• _DATASET RECORDS_
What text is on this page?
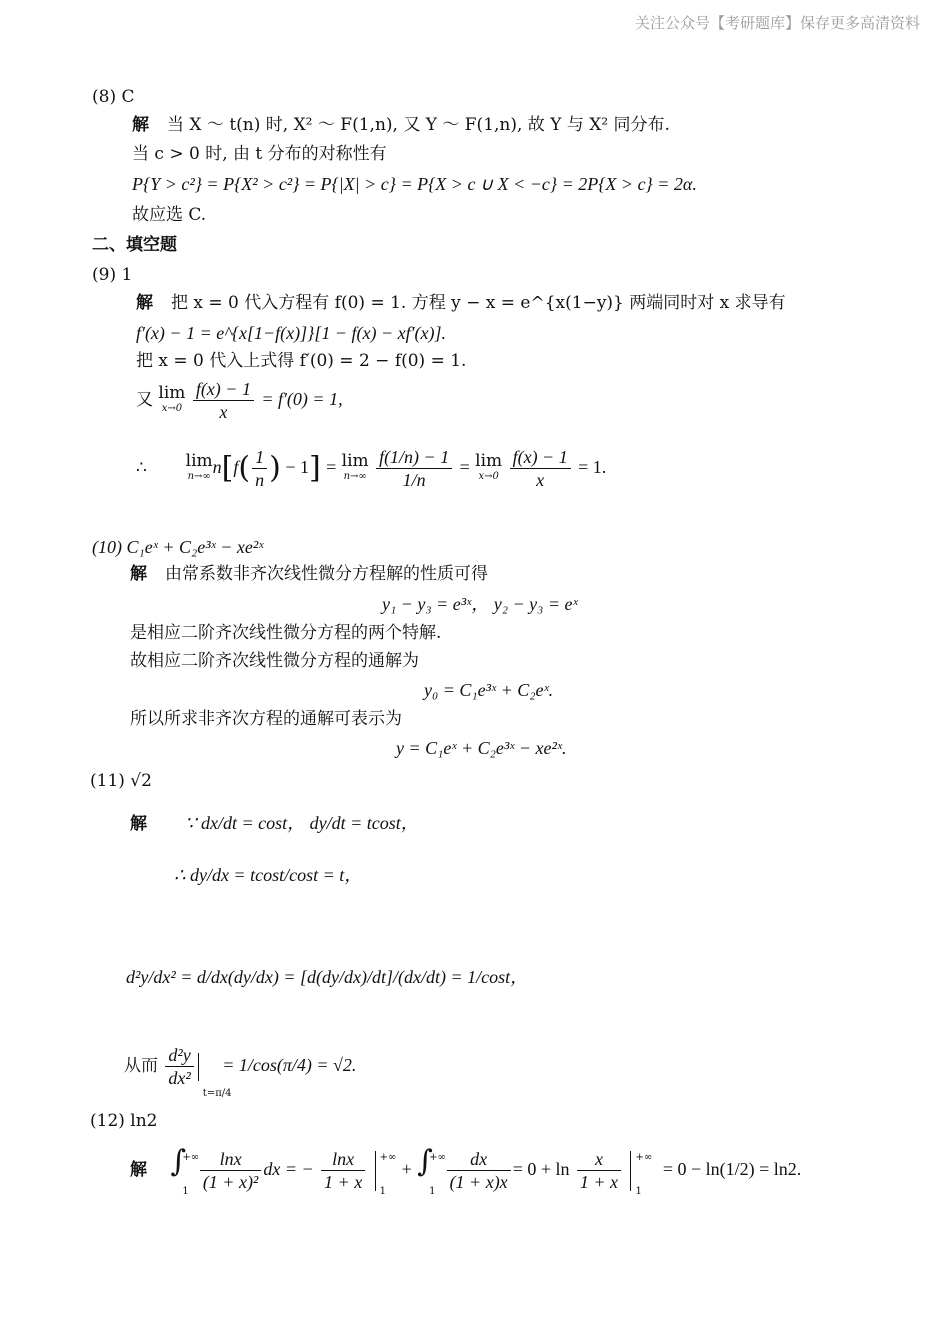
关注公众号【考研题库】保存更多高清资料
(8) C
解 当 X ～ t(n) 时, X² ～ F(1,n), 又 Y ～ F(1,n), 故 Y 与 X² 同分布.
当 c > 0 时, 由 t 分布的对称性有
P{Y > c²} = P{X² > c²} = P{|X| > c} = P{X > c ∪ X < −c} = 2P{X > c} = 2α.
故应选 C.
二、填空题
(9) 1
解 把 x = 0 代入方程有 f(0) = 1. 方程 y − x = e^{x(1−y)} 两端同时对 x 求导有
f′(x) − 1 = e^{x[1−f(x)]}[1 − f(x) − xf′(x)].
把 x = 0 代入上式得 f′(0) = 2 − f(0) = 1.
又 lim
x→0
$\frac{f(x) - 1}{x} = f'(0) = 1$,
∴ lim
n→∞ $n[f( \frac{1}{n}$ ) − 1] = lim
n→∞
$\frac{f(1/n) - 1}{1/n} = \lim$
x→0
$\frac{f(x) - 1}{x} = 1$.
(10) C₁eˣ + C₂e³ˣ − xe²ˣ
解 由常系数非齐次线性微分方程解的性质可得
y₁ − y₃ = e³ˣ， y₂ − y₃ = eˣ
是相应二阶齐次线性微分方程的两个特解.
故相应二阶齐次线性微分方程的通解为
y₀ = C₁e³ˣ + C₂eˣ.
所以所求非齐次方程的通解可表示为
y = C₁eˣ + C₂e³ˣ − xe²ˣ.
(11) √2
解 ∵ dx/dt = cost， dy/dt = tcost，
∴ dy/dx = tcost/cost = t，
d²y/dx² = d/dx(dy/dx) = [d(dy/dx)/dt]/(dx/dt) = 1/cost，
从而 $\frac{\text{d²y}}{\text{dx²}}$
t=π/4
= 1/cos(π/4) = √2.
(12) ln2
解 ∫
+∞
1
$\frac{\ln x}{\text{(1 + x)²}}$ dx = − $\frac{\ln x}{1 + x}$
+∞
1
+ ∫
+∞
1
$\frac{dx}{(1 + x)x} = 0 + \ln \frac{x}{1 + x}$
+∞
1
= 0 − ln(1/2) = ln2.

• _EXERCISE GOAL_
Identify the lines above that contain the word "cost", then copy them.

• _RESPONSE TO THE TASK_
解 ∵ dx/dt = cost， dy/dt = tcost，
∴ dy/dx = tcost/cost = t，
d²y/dx² = d/dx(dy/dx) = [d(dy/dx)/dt]/(dx/dt) = 1/cost，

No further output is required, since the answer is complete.